* [Items listed in a dataset]:
────────────────────

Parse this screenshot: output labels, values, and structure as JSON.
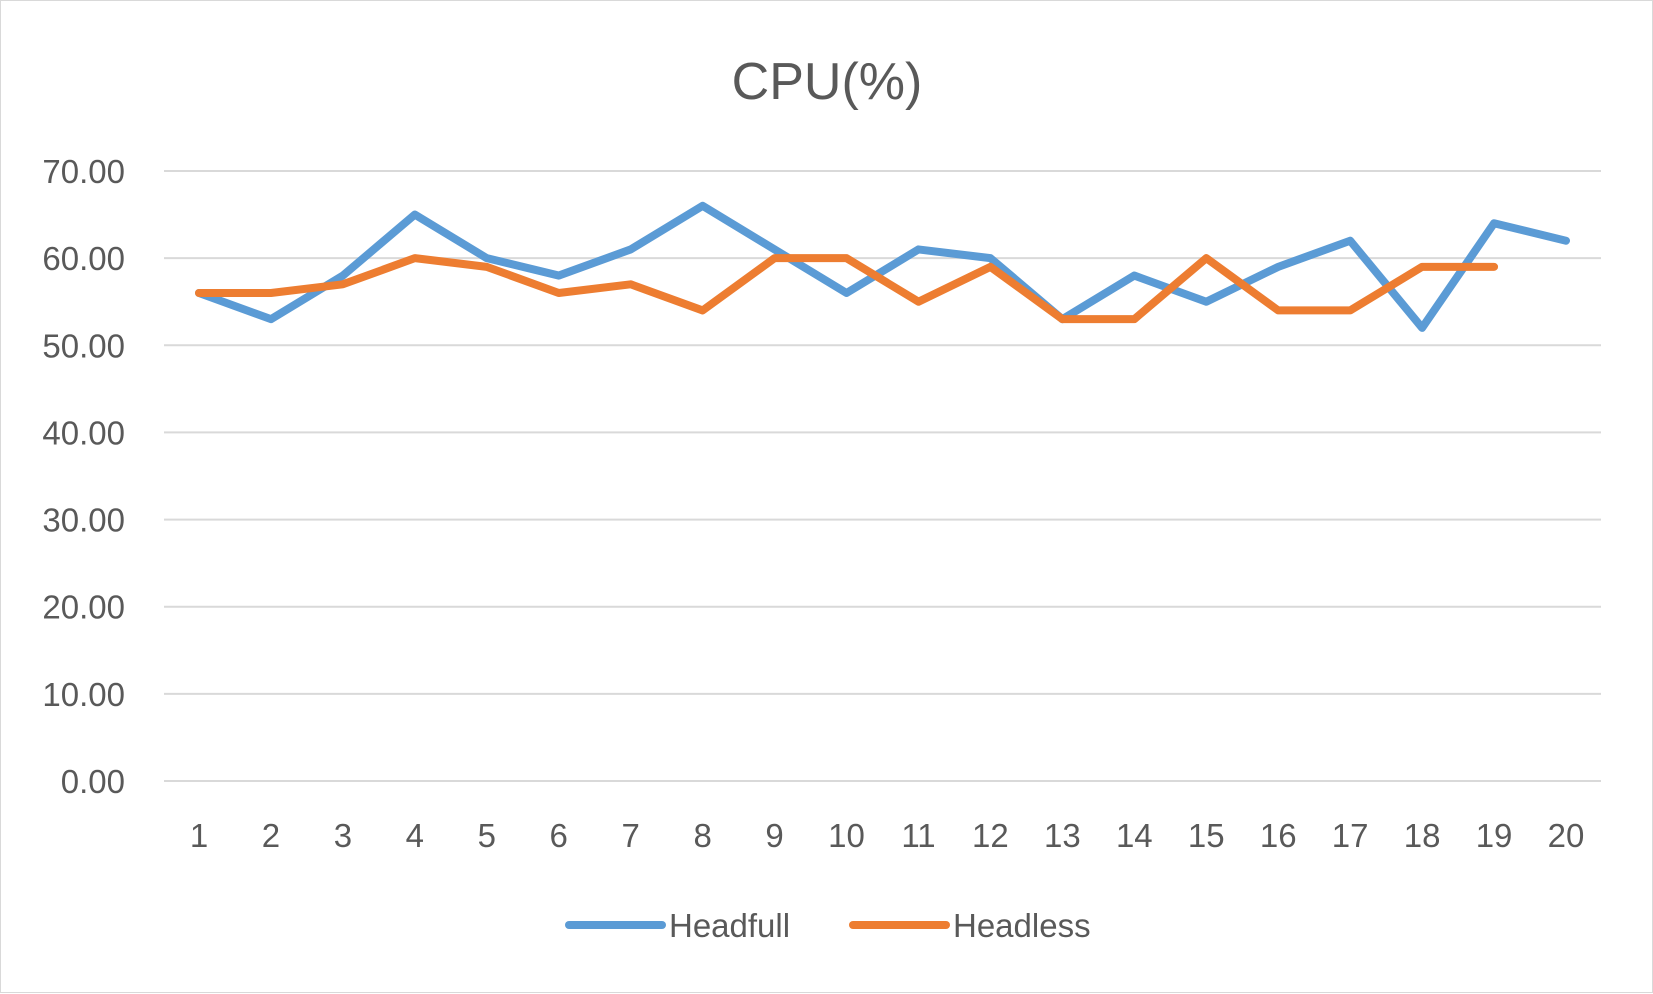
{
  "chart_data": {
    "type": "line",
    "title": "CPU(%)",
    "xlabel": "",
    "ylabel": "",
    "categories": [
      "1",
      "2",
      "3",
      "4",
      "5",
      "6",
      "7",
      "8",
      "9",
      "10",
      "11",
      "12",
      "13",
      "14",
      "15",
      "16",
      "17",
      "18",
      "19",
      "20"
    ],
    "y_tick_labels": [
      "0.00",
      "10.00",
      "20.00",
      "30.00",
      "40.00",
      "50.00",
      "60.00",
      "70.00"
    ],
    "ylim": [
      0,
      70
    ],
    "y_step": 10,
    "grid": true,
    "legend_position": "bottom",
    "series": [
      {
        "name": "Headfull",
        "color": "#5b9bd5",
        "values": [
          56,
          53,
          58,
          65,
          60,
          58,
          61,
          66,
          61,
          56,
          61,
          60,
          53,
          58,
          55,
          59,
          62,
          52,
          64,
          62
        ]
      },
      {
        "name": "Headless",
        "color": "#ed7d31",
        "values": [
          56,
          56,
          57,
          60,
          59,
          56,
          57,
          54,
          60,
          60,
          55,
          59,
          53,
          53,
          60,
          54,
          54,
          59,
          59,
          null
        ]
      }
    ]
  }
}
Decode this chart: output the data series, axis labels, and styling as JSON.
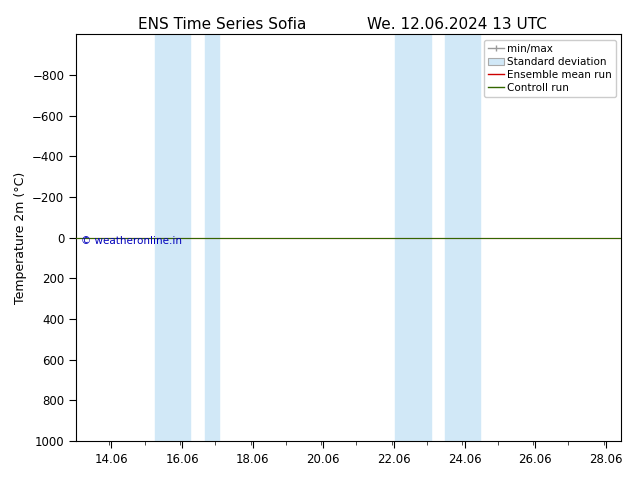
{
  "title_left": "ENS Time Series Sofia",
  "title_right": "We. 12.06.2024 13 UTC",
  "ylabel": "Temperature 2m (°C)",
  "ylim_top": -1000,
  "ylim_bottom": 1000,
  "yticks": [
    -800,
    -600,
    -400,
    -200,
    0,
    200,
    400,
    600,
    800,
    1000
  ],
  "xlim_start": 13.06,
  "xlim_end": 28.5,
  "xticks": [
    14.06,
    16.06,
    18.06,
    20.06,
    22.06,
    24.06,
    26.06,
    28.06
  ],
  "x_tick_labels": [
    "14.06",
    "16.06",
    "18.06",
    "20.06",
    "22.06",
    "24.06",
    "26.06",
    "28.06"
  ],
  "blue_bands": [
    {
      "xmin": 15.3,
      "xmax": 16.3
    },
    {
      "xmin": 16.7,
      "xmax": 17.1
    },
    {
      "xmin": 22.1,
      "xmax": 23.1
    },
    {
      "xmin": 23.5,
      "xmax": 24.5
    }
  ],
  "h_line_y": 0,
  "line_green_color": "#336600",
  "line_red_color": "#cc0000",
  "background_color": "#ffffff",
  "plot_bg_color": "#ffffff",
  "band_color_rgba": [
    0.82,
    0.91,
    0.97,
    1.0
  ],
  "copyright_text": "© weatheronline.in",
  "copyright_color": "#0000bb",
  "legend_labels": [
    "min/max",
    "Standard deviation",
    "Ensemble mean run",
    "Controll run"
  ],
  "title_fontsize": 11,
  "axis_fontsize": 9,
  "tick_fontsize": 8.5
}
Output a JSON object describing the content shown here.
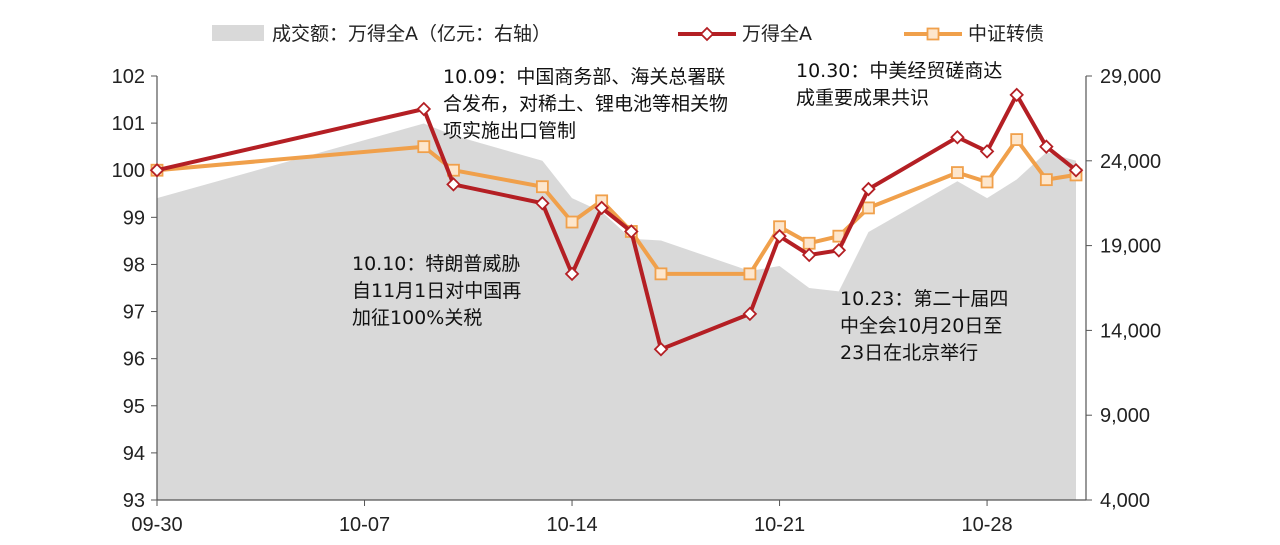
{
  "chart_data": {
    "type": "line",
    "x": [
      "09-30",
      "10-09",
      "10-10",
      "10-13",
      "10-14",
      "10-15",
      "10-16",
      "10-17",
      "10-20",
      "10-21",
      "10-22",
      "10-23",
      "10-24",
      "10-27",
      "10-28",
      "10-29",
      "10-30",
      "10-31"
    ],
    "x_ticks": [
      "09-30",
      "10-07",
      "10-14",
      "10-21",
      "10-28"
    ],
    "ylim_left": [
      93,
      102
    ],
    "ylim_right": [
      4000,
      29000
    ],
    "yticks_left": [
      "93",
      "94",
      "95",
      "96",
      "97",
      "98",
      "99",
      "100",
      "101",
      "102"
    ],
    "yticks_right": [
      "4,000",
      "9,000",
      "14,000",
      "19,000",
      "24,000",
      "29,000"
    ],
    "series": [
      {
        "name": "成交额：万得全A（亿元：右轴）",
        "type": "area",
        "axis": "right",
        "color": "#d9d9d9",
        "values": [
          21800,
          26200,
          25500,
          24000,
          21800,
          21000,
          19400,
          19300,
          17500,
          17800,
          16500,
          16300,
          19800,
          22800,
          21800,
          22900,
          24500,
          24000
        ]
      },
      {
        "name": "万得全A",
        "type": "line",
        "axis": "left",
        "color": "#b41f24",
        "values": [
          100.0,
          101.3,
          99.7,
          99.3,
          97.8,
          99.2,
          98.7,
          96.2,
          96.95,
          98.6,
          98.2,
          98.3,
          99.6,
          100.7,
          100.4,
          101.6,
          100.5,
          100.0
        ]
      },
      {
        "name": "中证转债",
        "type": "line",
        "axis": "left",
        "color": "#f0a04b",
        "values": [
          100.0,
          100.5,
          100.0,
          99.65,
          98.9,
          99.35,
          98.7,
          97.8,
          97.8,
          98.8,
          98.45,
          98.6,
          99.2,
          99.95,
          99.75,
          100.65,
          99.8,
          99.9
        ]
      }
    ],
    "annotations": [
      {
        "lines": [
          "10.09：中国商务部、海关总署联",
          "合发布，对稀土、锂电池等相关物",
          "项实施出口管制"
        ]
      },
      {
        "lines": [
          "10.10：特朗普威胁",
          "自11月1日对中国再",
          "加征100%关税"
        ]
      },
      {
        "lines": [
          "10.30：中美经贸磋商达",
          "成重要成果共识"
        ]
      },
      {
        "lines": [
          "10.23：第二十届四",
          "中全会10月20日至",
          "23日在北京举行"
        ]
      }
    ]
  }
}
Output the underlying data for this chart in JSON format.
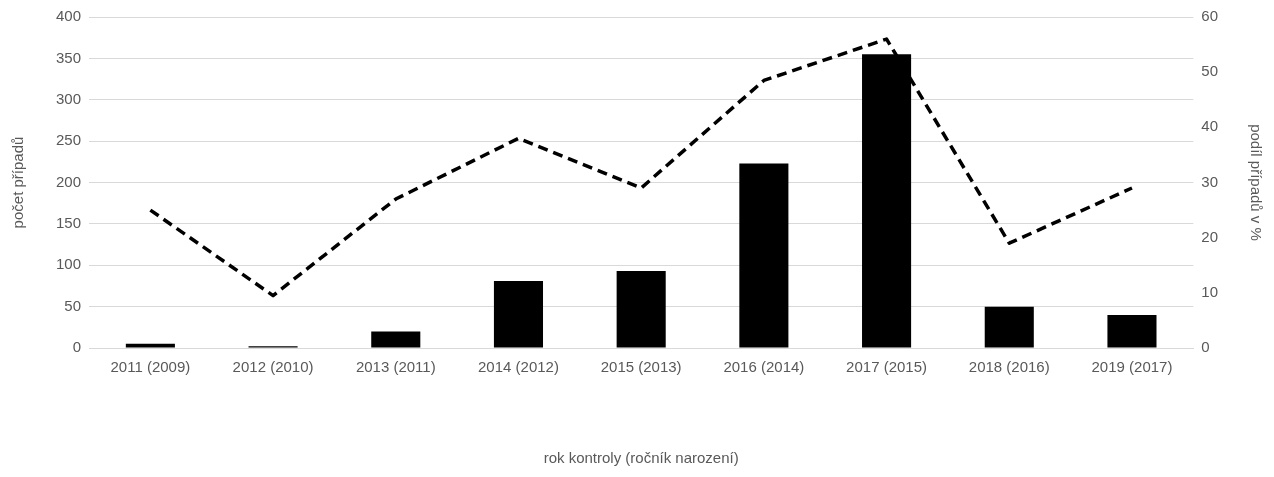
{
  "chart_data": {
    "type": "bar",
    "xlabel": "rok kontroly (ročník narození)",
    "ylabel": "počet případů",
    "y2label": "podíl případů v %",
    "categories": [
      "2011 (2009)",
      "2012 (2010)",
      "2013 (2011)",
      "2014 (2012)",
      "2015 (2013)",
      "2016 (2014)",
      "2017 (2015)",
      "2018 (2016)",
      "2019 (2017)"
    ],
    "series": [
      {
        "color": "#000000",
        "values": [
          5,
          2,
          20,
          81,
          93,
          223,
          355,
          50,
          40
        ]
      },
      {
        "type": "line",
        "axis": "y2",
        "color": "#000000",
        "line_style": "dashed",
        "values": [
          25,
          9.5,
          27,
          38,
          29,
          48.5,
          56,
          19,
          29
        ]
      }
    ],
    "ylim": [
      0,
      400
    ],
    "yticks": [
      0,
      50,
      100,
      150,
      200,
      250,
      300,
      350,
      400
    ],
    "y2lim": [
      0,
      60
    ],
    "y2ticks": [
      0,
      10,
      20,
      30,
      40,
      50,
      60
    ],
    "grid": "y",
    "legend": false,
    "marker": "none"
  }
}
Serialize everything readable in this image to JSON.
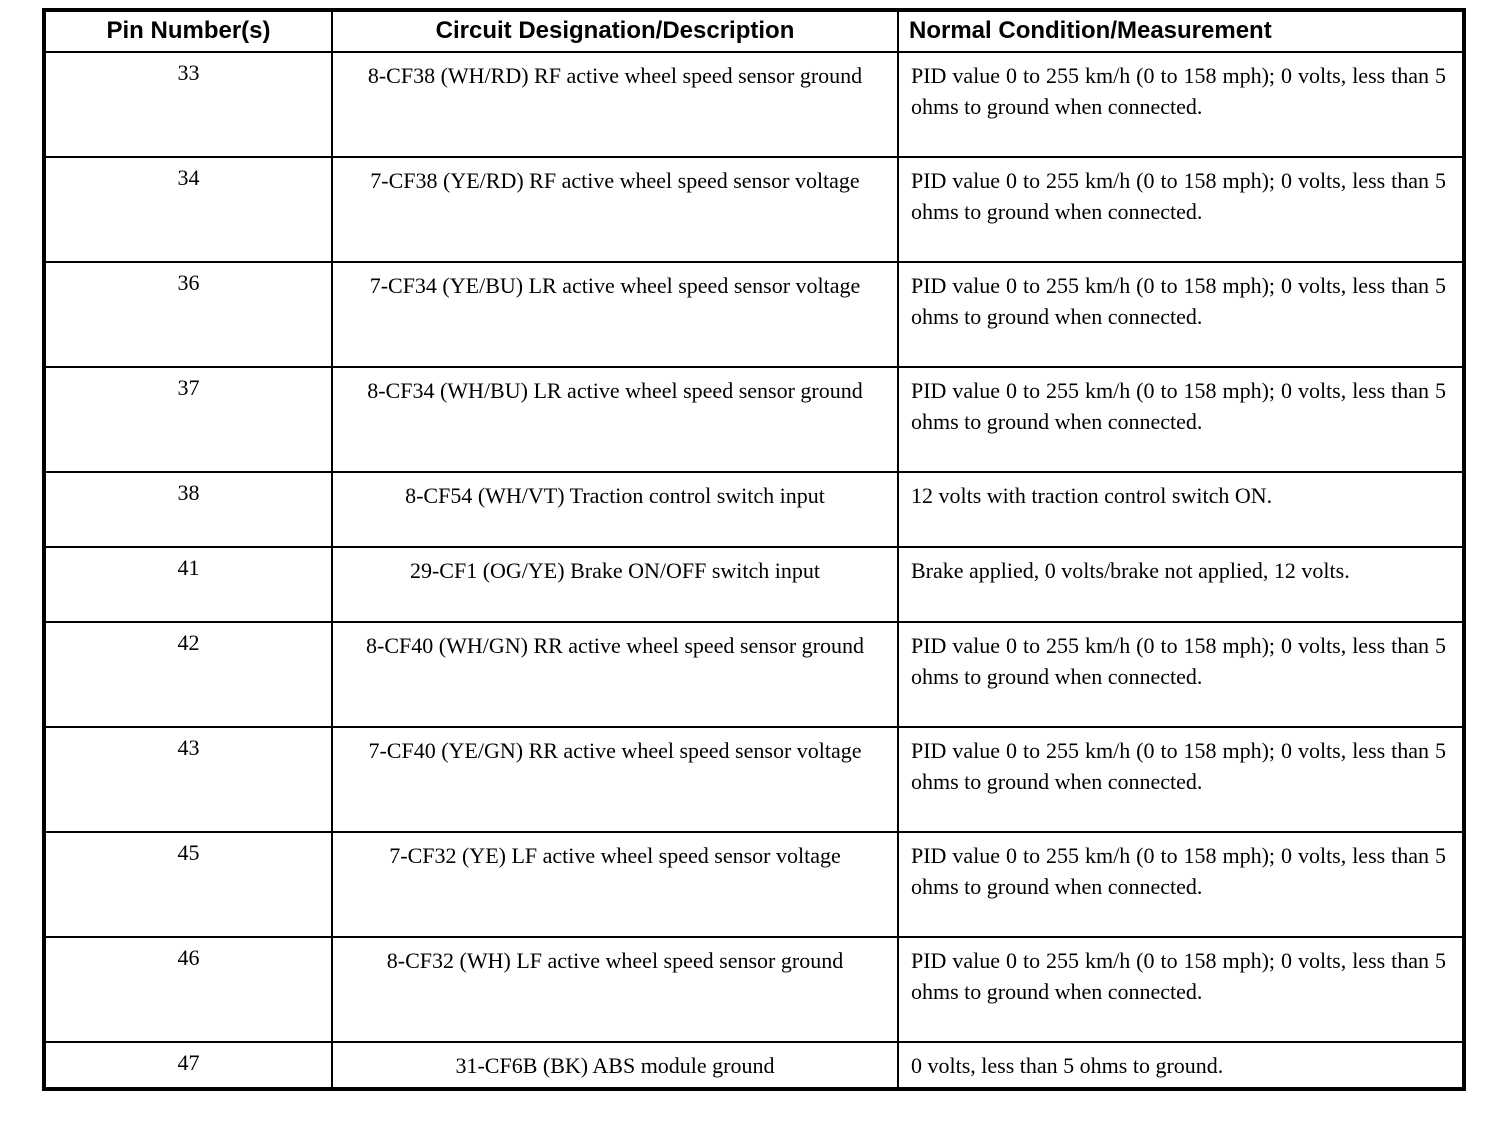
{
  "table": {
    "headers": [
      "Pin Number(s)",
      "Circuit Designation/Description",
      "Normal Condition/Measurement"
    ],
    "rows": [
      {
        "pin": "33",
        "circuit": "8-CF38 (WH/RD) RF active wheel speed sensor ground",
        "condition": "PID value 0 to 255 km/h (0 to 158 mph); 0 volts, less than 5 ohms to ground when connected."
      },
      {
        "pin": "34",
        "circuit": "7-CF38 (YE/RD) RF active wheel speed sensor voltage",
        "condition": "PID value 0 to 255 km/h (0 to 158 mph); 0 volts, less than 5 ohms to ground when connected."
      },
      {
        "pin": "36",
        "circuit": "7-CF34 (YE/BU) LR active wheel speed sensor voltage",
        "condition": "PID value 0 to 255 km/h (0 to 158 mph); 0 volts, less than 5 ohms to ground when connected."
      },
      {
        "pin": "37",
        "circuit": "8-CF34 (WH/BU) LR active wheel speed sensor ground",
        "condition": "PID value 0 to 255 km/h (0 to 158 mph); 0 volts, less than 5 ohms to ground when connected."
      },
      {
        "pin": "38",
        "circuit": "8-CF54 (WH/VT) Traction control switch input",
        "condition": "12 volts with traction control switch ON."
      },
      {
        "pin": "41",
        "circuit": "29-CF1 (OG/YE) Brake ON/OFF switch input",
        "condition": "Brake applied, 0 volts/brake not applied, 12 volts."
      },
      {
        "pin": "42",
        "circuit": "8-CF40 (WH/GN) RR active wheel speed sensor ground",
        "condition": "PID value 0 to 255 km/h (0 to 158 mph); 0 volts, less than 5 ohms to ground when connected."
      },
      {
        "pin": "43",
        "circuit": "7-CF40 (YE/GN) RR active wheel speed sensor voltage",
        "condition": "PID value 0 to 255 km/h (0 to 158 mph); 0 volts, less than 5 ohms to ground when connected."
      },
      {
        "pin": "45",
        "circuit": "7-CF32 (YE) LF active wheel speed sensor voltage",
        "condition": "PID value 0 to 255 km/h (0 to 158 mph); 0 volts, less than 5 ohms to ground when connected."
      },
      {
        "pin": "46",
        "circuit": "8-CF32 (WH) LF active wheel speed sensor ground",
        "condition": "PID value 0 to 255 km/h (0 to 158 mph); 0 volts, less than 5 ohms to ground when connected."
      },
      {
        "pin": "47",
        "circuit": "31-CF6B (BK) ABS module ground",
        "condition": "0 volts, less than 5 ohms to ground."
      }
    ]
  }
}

────────────────────

Show every line of the records above that contains the word "wheel".

        "circuit": "8-CF38 (WH/RD) RF active wheel speed sensor ground",
        "circuit": "7-CF38 (YE/RD) RF active wheel speed sensor voltage",
        "circuit": "7-CF34 (YE/BU) LR active wheel speed sensor voltage",
        "circuit": "8-CF34 (WH/BU) LR active wheel speed sensor ground",
        "circuit": "8-CF40 (WH/GN) RR active wheel speed sensor ground",
        "circuit": "7-CF40 (YE/GN) RR active wheel speed sensor voltage",
        "circuit": "7-CF32 (YE) LF active wheel speed sensor voltage",
        "circuit": "8-CF32 (WH) LF active wheel speed sensor ground",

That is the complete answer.